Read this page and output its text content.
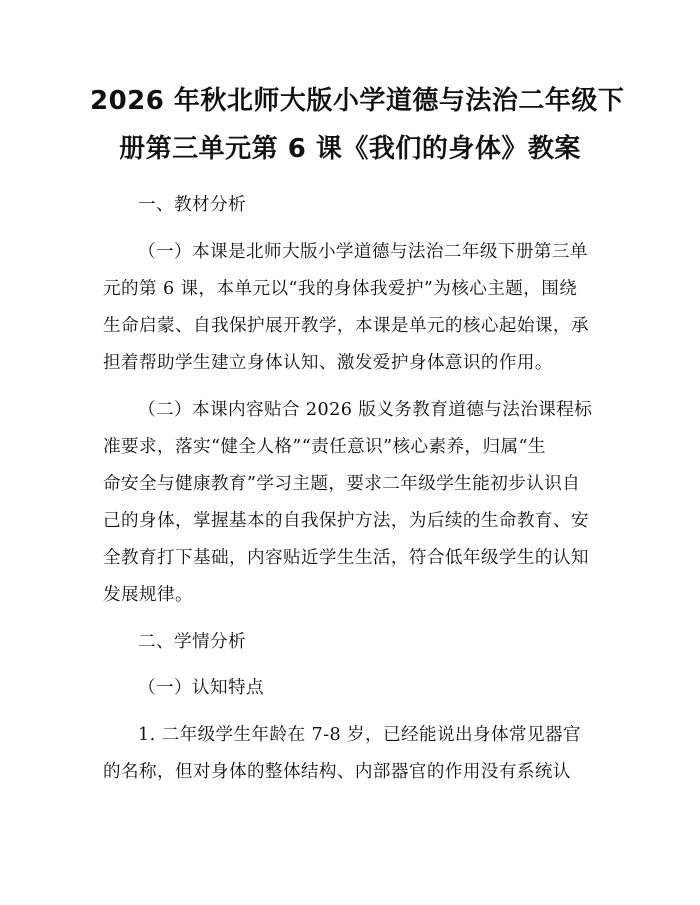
2026 年秋北师大版小学道德与法治二年级下
册第三单元第 6 课《我们的身体》教案
一、教材分析
（一）本课是北师大版小学道德与法治二年级下册第三单
元的第 6 课，本单元以“我的身体我爱护”为核心主题，围绕
生命启蒙、自我保护展开教学，本课是单元的核心起始课，承
担着帮助学生建立身体认知、激发爱护身体意识的作用。
（二）本课内容贴合 2026 版义务教育道德与法治课程标
准要求，落实“健全人格”“责任意识”核心素养，归属“生
命安全与健康教育”学习主题，要求二年级学生能初步认识自
己的身体，掌握基本的自我保护方法，为后续的生命教育、安
全教育打下基础，内容贴近学生生活，符合低年级学生的认知
发展规律。
二、学情分析
（一）认知特点
1. 二年级学生年龄在 7-8 岁，已经能说出身体常见器官
的名称，但对身体的整体结构、内部器官的作用没有系统认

========

▶ _TASK STATEMENT_: Return the whole listing, word for word, and leave out every picture.

▶ _EXERCISE SOLUTION_:
Read this page and output its text content.
2026 年秋北师大版小学道德与法治二年级下
册第三单元第 6 课《我们的身体》教案
一、教材分析
（一）本课是北师大版小学道德与法治二年级下册第三单
元的第 6 课，本单元以“我的身体我爱护”为核心主题，围绕
生命启蒙、自我保护展开教学，本课是单元的核心起始课，承
担着帮助学生建立身体认知、激发爱护身体意识的作用。
（二）本课内容贴合 2026 版义务教育道德与法治课程标
准要求，落实“健全人格”“责任意识”核心素养，归属“生
命安全与健康教育”学习主题，要求二年级学生能初步认识自
己的身体，掌握基本的自我保护方法，为后续的生命教育、安
全教育打下基础，内容贴近学生生活，符合低年级学生的认知
发展规律。
二、学情分析
（一）认知特点
1. 二年级学生年龄在 7-8 岁，已经能说出身体常见器官
的名称，但对身体的整体结构、内部器官的作用没有系统认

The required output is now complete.